### EXERCISE MATERIALS ###

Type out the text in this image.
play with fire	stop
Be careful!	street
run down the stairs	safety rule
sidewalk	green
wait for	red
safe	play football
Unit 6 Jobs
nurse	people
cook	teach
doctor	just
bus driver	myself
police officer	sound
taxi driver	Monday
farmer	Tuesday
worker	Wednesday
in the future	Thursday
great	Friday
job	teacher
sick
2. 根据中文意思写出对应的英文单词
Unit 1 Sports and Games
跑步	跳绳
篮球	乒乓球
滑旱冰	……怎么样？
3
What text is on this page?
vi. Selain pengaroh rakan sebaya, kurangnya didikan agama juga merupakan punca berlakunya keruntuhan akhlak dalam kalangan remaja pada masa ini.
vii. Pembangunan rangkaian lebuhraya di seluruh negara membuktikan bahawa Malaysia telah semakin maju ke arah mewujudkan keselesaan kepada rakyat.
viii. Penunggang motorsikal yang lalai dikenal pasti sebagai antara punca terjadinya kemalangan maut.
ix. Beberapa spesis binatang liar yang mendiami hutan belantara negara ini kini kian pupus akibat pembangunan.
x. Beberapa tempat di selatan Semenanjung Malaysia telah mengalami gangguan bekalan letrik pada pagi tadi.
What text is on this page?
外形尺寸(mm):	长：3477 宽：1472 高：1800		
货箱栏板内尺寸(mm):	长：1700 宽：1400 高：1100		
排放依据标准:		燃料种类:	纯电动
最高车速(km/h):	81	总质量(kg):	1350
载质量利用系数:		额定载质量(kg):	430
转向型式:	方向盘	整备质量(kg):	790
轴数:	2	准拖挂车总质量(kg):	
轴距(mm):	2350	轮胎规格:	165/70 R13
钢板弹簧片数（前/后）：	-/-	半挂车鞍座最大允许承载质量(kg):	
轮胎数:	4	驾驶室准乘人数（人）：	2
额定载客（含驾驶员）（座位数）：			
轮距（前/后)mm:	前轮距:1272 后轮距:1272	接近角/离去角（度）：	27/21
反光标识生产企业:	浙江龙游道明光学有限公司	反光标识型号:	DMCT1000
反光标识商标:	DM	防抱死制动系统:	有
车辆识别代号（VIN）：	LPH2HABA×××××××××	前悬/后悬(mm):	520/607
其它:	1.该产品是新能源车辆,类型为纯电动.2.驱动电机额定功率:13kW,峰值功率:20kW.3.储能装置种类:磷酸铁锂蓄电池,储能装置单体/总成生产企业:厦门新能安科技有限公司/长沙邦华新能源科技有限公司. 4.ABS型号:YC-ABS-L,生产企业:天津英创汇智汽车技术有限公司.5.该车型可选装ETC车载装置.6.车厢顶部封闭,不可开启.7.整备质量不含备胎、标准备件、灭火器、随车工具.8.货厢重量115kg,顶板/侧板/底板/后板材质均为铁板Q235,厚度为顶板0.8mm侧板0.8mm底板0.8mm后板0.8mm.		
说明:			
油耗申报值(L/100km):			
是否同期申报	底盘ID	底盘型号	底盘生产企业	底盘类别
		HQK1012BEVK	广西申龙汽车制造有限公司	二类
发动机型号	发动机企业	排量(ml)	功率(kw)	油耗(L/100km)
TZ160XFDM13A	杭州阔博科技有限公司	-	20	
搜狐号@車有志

###

#### [THE PROBLEM]
Transcribe each entry precisely, missing none.

#### [COMPLETE RESPONSE]
Type out the text in this image.
play with fire	stop
Be careful!	street
run down the stairs	safety rule
sidewalk	green
wait for	red
safe	play football
Unit 6 Jobs
nurse	people
cook	teach
doctor	just
bus driver	myself
police officer	sound
taxi driver	Monday
farmer	Tuesday
worker	Wednesday
in the future	Thursday
great	Friday
job	teacher
sick
2. 根据中文意思写出对应的英文单词
Unit 1 Sports and Games
跑步	跳绳
篮球	乒乓球
滑旱冰	……怎么样？
3
What text is on this page?
vi. Selain pengaroh rakan sebaya, kurangnya didikan agama juga merupakan punca berlakunya keruntuhan akhlak dalam kalangan remaja pada masa ini.
vii. Pembangunan rangkaian lebuhraya di seluruh negara membuktikan bahawa Malaysia telah semakin maju ke arah mewujudkan keselesaan kepada rakyat.
viii. Penunggang motorsikal yang lalai dikenal pasti sebagai antara punca terjadinya kemalangan maut.
ix. Beberapa spesis binatang liar yang mendiami hutan belantara negara ini kini kian pupus akibat pembangunan.
x. Beberapa tempat di selatan Semenanjung Malaysia telah mengalami gangguan bekalan letrik pada pagi tadi.
What text is on this page?
外形尺寸(mm):	长：3477 宽：1472 高：1800		
货箱栏板内尺寸(mm):	长：1700 宽：1400 高：1100		
排放依据标准:		燃料种类:	纯电动
最高车速(km/h):	81	总质量(kg):	1350
载质量利用系数:		额定载质量(kg):	430
转向型式:	方向盘	整备质量(kg):	790
轴数:	2	准拖挂车总质量(kg):	
轴距(mm):	2350	轮胎规格:	165/70 R13
钢板弹簧片数（前/后）：	-/-	半挂车鞍座最大允许承载质量(kg):	
轮胎数:	4	驾驶室准乘人数（人）：	2
额定载客（含驾驶员）（座位数）：			
轮距（前/后)mm:	前轮距:1272 后轮距:1272	接近角/离去角（度）：	27/21
反光标识生产企业:	浙江龙游道明光学有限公司	反光标识型号:	DMCT1000
反光标识商标:	DM	防抱死制动系统:	有
车辆识别代号（VIN）：	LPH2HABA×××××××××	前悬/后悬(mm):	520/607
其它:	1.该产品是新能源车辆,类型为纯电动.2.驱动电机额定功率:13kW,峰值功率:20kW.3.储能装置种类:磷酸铁锂蓄电池,储能装置单体/总成生产企业:厦门新能安科技有限公司/长沙邦华新能源科技有限公司. 4.ABS型号:YC-ABS-L,生产企业:天津英创汇智汽车技术有限公司.5.该车型可选装ETC车载装置.6.车厢顶部封闭,不可开启.7.整备质量不含备胎、标准备件、灭火器、随车工具.8.货厢重量115kg,顶板/侧板/底板/后板材质均为铁板Q235,厚度为顶板0.8mm侧板0.8mm底板0.8mm后板0.8mm.		
说明:			
油耗申报值(L/100km):			
是否同期申报	底盘ID	底盘型号	底盘生产企业	底盘类别
		HQK1012BEVK	广西申龙汽车制造有限公司	二类
发动机型号	发动机企业	排量(ml)	功率(kw)	油耗(L/100km)
TZ160XFDM13A	杭州阔博科技有限公司	-	20	
搜狐号@車有志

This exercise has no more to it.